To do:
Look through the data below and return each line where "text" appears.

Records excerpted from a collection:
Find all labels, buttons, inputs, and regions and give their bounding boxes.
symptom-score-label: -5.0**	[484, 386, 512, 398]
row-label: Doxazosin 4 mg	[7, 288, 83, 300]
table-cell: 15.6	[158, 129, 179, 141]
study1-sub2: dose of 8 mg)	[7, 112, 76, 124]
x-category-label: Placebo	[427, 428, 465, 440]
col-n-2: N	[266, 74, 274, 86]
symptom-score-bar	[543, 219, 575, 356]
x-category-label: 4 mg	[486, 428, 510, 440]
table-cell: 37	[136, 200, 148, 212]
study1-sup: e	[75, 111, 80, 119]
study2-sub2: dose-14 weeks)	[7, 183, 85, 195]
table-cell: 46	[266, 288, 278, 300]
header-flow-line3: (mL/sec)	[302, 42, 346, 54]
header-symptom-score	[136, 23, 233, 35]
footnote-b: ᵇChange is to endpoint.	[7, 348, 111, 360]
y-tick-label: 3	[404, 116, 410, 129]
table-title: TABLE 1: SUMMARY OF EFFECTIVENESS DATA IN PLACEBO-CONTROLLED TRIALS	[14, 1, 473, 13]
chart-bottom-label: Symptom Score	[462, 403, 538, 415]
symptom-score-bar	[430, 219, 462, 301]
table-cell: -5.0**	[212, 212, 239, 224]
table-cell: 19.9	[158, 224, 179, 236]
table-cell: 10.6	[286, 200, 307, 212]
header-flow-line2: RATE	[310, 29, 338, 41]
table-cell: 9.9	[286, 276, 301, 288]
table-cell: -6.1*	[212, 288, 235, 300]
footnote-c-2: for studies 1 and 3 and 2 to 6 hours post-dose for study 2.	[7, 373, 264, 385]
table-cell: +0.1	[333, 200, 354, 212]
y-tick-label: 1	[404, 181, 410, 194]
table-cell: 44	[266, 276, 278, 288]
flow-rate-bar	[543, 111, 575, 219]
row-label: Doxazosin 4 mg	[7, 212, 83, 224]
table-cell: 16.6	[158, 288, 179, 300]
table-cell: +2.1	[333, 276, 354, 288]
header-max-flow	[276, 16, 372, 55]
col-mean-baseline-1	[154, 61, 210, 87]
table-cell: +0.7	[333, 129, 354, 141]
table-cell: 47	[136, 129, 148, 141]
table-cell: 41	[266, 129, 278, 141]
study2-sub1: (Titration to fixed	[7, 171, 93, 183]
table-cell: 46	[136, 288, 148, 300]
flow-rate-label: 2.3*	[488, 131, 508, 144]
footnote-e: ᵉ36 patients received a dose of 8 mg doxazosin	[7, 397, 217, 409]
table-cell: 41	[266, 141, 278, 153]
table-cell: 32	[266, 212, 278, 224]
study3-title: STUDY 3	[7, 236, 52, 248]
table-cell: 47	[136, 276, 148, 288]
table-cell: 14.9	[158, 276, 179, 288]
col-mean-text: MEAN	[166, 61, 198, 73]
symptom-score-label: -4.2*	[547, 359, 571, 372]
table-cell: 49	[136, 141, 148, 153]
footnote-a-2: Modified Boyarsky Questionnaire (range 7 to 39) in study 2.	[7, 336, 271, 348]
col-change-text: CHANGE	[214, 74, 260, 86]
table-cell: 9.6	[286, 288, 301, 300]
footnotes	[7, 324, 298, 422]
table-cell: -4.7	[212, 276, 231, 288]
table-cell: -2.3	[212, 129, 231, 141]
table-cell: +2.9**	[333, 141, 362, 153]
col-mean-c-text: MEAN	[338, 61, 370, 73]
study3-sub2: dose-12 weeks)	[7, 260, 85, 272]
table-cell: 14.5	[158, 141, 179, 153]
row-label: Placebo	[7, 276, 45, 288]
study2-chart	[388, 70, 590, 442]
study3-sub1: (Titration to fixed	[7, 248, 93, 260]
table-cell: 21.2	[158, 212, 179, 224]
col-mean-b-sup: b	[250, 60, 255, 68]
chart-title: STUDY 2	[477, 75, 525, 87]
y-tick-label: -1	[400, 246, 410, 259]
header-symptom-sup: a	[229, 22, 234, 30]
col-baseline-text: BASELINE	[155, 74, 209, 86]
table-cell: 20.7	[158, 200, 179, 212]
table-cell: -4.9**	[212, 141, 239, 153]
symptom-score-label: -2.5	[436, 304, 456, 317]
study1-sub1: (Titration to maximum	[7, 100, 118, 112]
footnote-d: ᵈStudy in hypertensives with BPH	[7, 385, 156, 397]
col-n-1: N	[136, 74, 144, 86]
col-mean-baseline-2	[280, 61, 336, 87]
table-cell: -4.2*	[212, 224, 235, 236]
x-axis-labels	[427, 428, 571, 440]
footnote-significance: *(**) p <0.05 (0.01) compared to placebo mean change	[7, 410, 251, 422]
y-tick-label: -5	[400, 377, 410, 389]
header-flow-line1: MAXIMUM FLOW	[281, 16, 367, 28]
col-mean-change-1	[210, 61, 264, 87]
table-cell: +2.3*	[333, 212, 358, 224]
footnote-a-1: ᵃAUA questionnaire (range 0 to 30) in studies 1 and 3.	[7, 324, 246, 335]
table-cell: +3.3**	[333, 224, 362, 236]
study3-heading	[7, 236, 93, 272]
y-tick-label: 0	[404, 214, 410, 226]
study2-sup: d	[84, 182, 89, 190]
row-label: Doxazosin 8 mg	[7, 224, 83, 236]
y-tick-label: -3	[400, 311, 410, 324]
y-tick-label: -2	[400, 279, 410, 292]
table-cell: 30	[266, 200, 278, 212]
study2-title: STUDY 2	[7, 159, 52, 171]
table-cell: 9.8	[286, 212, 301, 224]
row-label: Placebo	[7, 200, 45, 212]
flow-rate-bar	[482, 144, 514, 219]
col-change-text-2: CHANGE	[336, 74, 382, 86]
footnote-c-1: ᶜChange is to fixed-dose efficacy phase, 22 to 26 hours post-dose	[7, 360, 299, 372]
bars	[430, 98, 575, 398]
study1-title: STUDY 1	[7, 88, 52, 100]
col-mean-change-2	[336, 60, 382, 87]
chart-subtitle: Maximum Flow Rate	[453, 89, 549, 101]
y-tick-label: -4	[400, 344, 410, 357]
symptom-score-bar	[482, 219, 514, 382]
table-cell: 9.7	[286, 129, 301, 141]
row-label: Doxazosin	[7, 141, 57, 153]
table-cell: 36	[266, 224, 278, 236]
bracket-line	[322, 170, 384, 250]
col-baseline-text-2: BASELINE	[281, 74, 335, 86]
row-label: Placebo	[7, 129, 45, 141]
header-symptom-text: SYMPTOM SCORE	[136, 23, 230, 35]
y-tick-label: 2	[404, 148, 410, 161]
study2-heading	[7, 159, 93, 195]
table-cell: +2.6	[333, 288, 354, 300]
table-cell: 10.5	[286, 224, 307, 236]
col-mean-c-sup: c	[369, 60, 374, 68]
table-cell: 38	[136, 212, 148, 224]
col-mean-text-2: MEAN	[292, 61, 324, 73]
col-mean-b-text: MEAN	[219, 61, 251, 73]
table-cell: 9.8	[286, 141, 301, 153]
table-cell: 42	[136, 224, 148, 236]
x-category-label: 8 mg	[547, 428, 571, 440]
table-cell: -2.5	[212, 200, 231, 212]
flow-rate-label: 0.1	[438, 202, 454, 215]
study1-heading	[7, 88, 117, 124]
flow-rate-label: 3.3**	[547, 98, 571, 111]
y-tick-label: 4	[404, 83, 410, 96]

Task answer:
col-mean-text: MEAN	[166, 61, 198, 73]
col-change-text: CHANGE	[214, 74, 260, 86]
col-mean-c-text: MEAN	[338, 61, 370, 73]
col-baseline-text: BASELINE	[155, 74, 209, 86]
col-change-text-2: CHANGE	[336, 74, 382, 86]
col-baseline-text-2: BASELINE	[281, 74, 335, 86]
header-symptom-text: SYMPTOM SCORE	[136, 23, 230, 35]
col-mean-text-2: MEAN	[292, 61, 324, 73]
col-mean-b-text: MEAN	[219, 61, 251, 73]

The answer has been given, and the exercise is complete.